— start of DATA LINES —

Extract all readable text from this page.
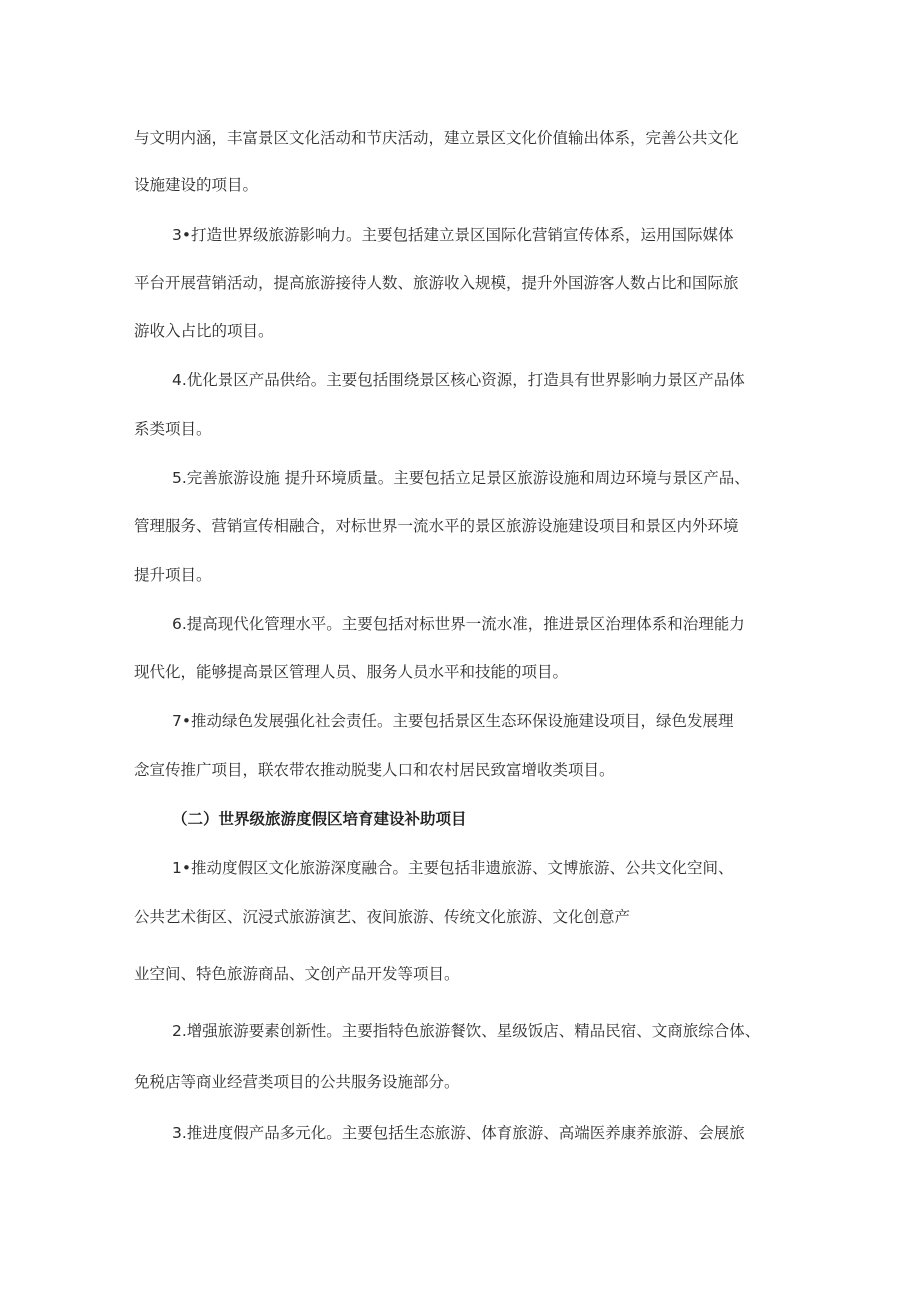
与文明内涵，丰富景区文化活动和节庆活动，建立景区文化价值输出体系，完善公共文化
设施建设的项目。
3•打造世界级旅游影响力。主要包括建立景区国际化营销宣传体系，运用国际媒体
平台开展营销活动，提高旅游接待人数、旅游收入规模，提升外国游客人数占比和国际旅
游收入占比的项目。
4.优化景区产品供给。主要包括围绕景区核心资源，打造具有世界影响力景区产品体
系类项目。
5.完善旅游设施 提升环境质量。主要包括立足景区旅游设施和周边环境与景区产品、
管理服务、营销宣传相融合，对标世界一流水平的景区旅游设施建设项目和景区内外环境
提升项目。
6.提高现代化管理水平。主要包括对标世界一流水准，推进景区治理体系和治理能力
现代化，能够提高景区管理人员、服务人员水平和技能的项目。
7•推动绿色发展强化社会责任。主要包括景区生态环保设施建设项目，绿色发展理
念宣传推广项目，联农带农推动脱斐人口和农村居民致富增收类项目。
（二）世界级旅游度假区培育建设补助项目
1•推动度假区文化旅游深度融合。主要包括非遗旅游、文博旅游、公共文化空间、
公共艺术街区、沉浸式旅游演艺、夜间旅游、传统文化旅游、文化创意产
业空间、特色旅游商品、文创产品开发等项目。
2.增强旅游要素创新性。主要指特色旅游餐饮、星级饭店、精品民宿、文商旅综合体、
免税店等商业经营类项目的公共服务设施部分。
3.推进度假产品多元化。主要包括生态旅游、体育旅游、高端医养康养旅游、会展旅
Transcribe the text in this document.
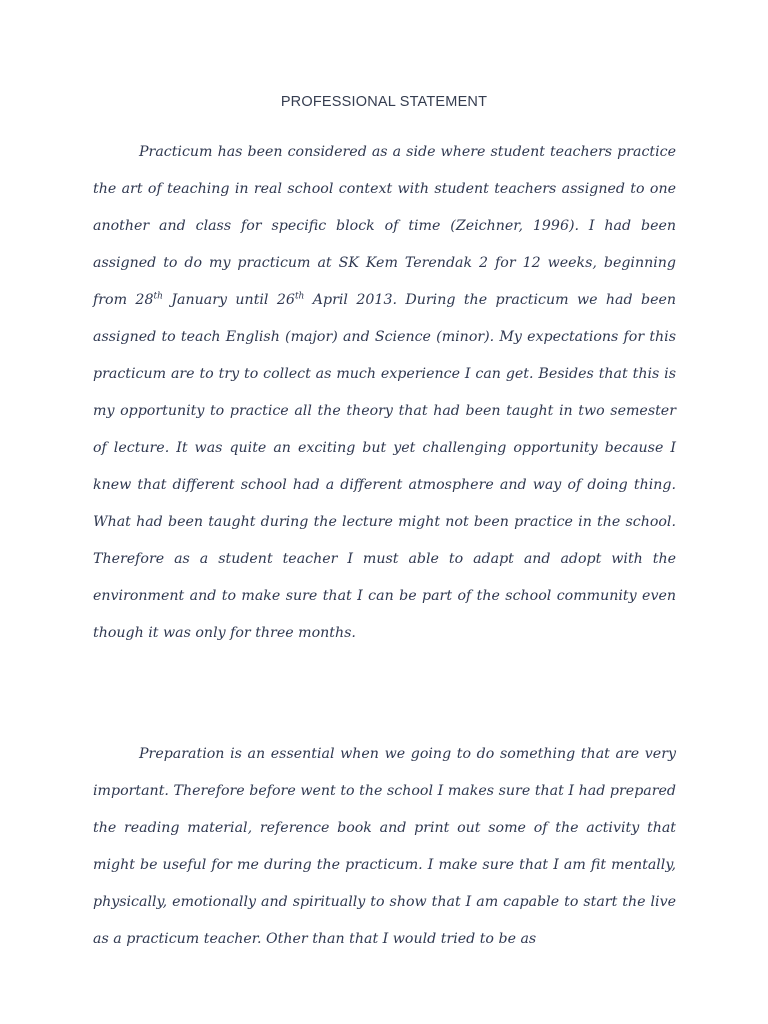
PROFESSIONAL STATEMENT

Practicum has been considered as a side where student teachers practice the art of teaching in real school context with student teachers assigned to one another and class for specific block of time (Zeichner, 1996). I had been assigned to do my practicum at SK Kem Terendak 2 for 12 weeks, beginning from 28th January until 26th April 2013. During the practicum we had been assigned to teach English (major) and Science (minor). My expectations for this practicum are to try to collect as much experience I can get. Besides that this is my opportunity to practice all the theory that had been taught in two semester of lecture. It was quite an exciting but yet challenging opportunity because I knew that different school had a different atmosphere and way of doing thing. What had been taught during the lecture might not been practice in the school. Therefore as a student teacher I must able to adapt and adopt with the environment and to make sure that I can be part of the school community even though it was only for three months.

Preparation is an essential when we going to do something that are very important. Therefore before went to the school I makes sure that I had prepared the reading material, reference book and print out some of the activity that might be useful for me during the practicum. I make sure that I am fit mentally, physically, emotionally and spiritually to show that I am capable to start the live as a practicum teacher. Other than that I would tried to be as
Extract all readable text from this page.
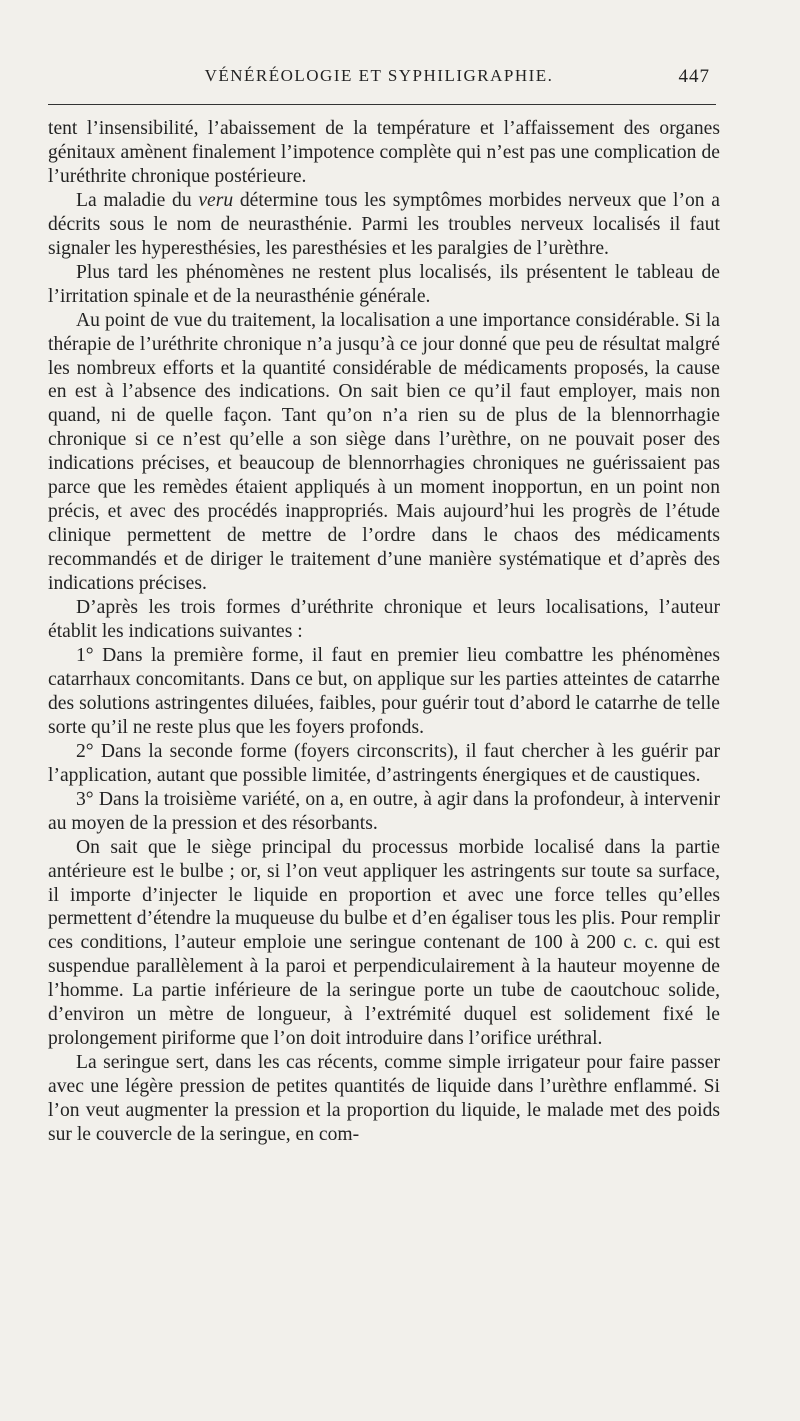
VÉNÉRÉOLOGIE ET SYPHILIGRAPHIE.	447

tent l’insensibilité, l’abaissement de la température et l’affaissement des organes génitaux amènent finalement l’impotence complète qui n’est pas une complication de l’uréthrite chronique postérieure.

La maladie du veru détermine tous les symptômes morbides nerveux que l’on a décrits sous le nom de neurasthénie. Parmi les troubles nerveux localisés il faut signaler les hyperesthésies, les paresthésies et les paralgies de l’urèthre.

Plus tard les phénomènes ne restent plus localisés, ils présentent le tableau de l’irritation spinale et de la neurasthénie générale.

Au point de vue du traitement, la localisation a une importance considérable. Si la thérapie de l’uréthrite chronique n’a jusqu’à ce jour donné que peu de résultat malgré les nombreux efforts et la quantité considérable de médicaments proposés, la cause en est à l’absence des indications. On sait bien ce qu’il faut employer, mais non quand, ni de quelle façon. Tant qu’on n’a rien su de plus de la blennorrhagie chronique si ce n’est qu’elle a son siège dans l’urèthre, on ne pouvait poser des indications précises, et beaucoup de blennorrhagies chroniques ne guérissaient pas parce que les remèdes étaient appliqués à un moment inopportun, en un point non précis, et avec des procédés inappropriés. Mais aujourd’hui les progrès de l’étude clinique permettent de mettre de l’ordre dans le chaos des médicaments recommandés et de diriger le traitement d’une manière systématique et d’après des indications précises.

D’après les trois formes d’uréthrite chronique et leurs localisations, l’auteur établit les indications suivantes :

1° Dans la première forme, il faut en premier lieu combattre les phénomènes catarrhaux concomitants. Dans ce but, on applique sur les parties atteintes de catarrhe des solutions astringentes diluées, faibles, pour guérir tout d’abord le catarrhe de telle sorte qu’il ne reste plus que les foyers profonds.

2° Dans la seconde forme (foyers circonscrits), il faut chercher à les guérir par l’application, autant que possible limitée, d’astringents énergiques et de caustiques.

3° Dans la troisième variété, on a, en outre, à agir dans la profondeur, à intervenir au moyen de la pression et des résorbants.

On sait que le siège principal du processus morbide localisé dans la partie antérieure est le bulbe ; or, si l’on veut appliquer les astringents sur toute sa surface, il importe d’injecter le liquide en proportion et avec une force telles qu’elles permettent d’étendre la muqueuse du bulbe et d’en égaliser tous les plis. Pour remplir ces conditions, l’auteur emploie une seringue contenant de 100 à 200 c. c. qui est suspendue parallèlement à la paroi et perpendiculairement à la hauteur moyenne de l’homme. La partie inférieure de la seringue porte un tube de caoutchouc solide, d’environ un mètre de longueur, à l’extrémité duquel est solidement fixé le prolongement piriforme que l’on doit introduire dans l’orifice uréthral.

La seringue sert, dans les cas récents, comme simple irrigateur pour faire passer avec une légère pression de petites quantités de liquide dans l’urèthre enflammé. Si l’on veut augmenter la pression et la proportion du liquide, le malade met des poids sur le couvercle de la seringue, en com-
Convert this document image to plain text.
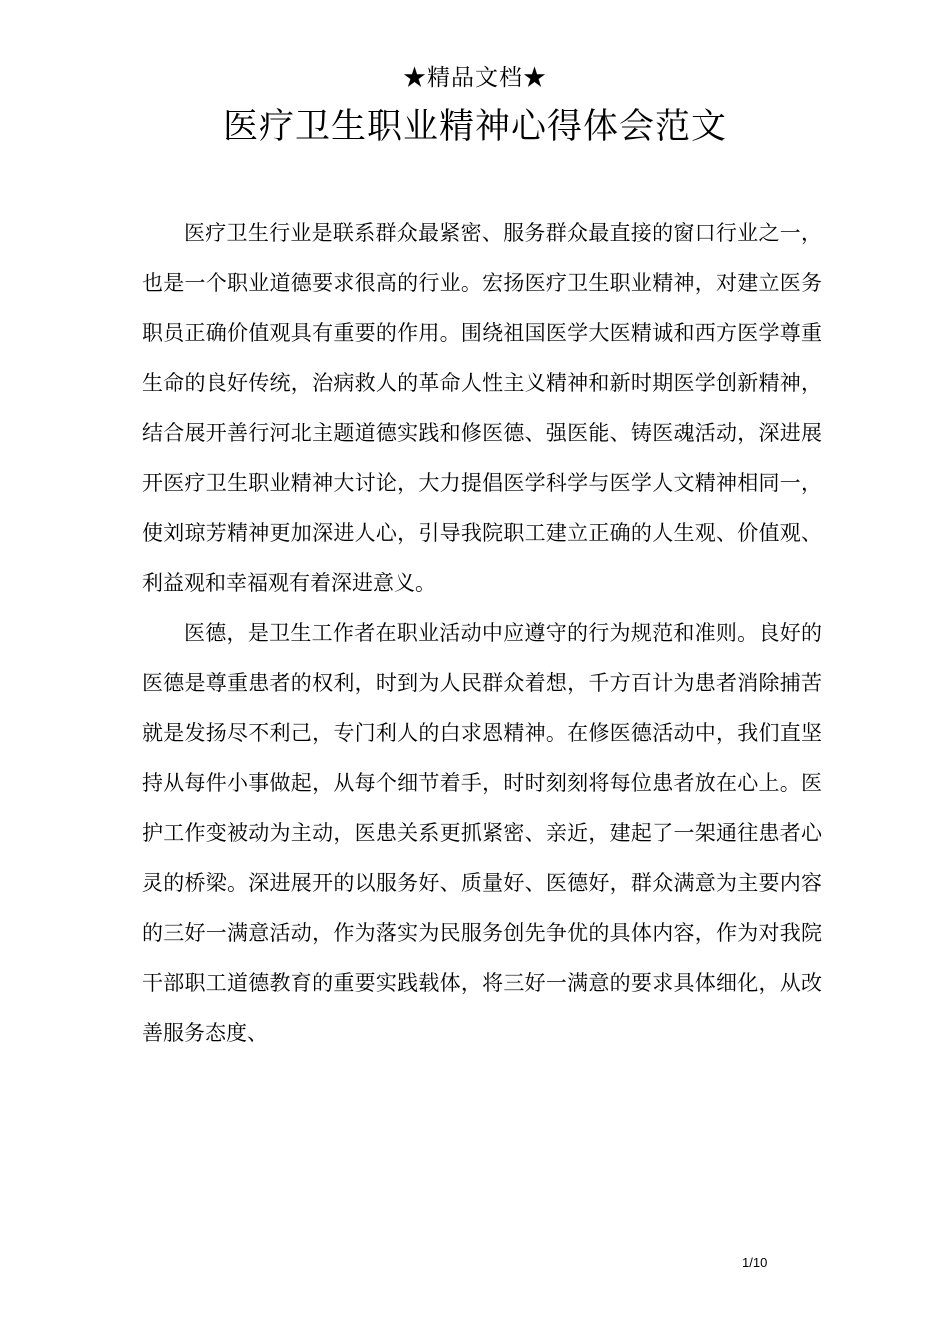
★精品文档★
医疗卫生职业精神心得体会范文

医疗卫生行业是联系群众最紧密、服务群众最直接的窗口行业之一，也是一个职业道德要求很高的行业。宏扬医疗卫生职业精神，对建立医务职员正确价值观具有重要的作用。围绕祖国医学大医精诚和西方医学尊重生命的良好传统，治病救人的革命人性主义精神和新时期医学创新精神，结合展开善行河北主题道德实践和修医德、强医能、铸医魂活动，深进展开医疗卫生职业精神大讨论，大力提倡医学科学与医学人文精神相同一，使刘琼芳精神更加深进人心，引导我院职工建立正确的人生观、价值观、利益观和幸福观有着深进意义。

医德，是卫生工作者在职业活动中应遵守的行为规范和准则。良好的医德是尊重患者的权利，时到为人民群众着想，千方百计为患者消除捕苦就是发扬尽不利己，专门利人的白求恩精神。在修医德活动中，我们直坚持从每件小事做起，从每个细节着手，时时刻刻将每位患者放在心上。医护工作变被动为主动，医患关系更抓紧密、亲近，建起了一架通往患者心灵的桥梁。深进展开的以服务好、质量好、医德好，群众满意为主要内容的三好一满意活动，作为落实为民服务创先争优的具体内容，作为对我院干部职工道德教育的重要实践载体，将三好一满意的要求具体细化，从改善服务态度、

1/10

— end of DATA LINES —

EXERCISE DETAILS:
Copy every line that contains the string "document".

CORRECT OUTPUT:
Transcribe the text in this document.
Convert this document image to plain text.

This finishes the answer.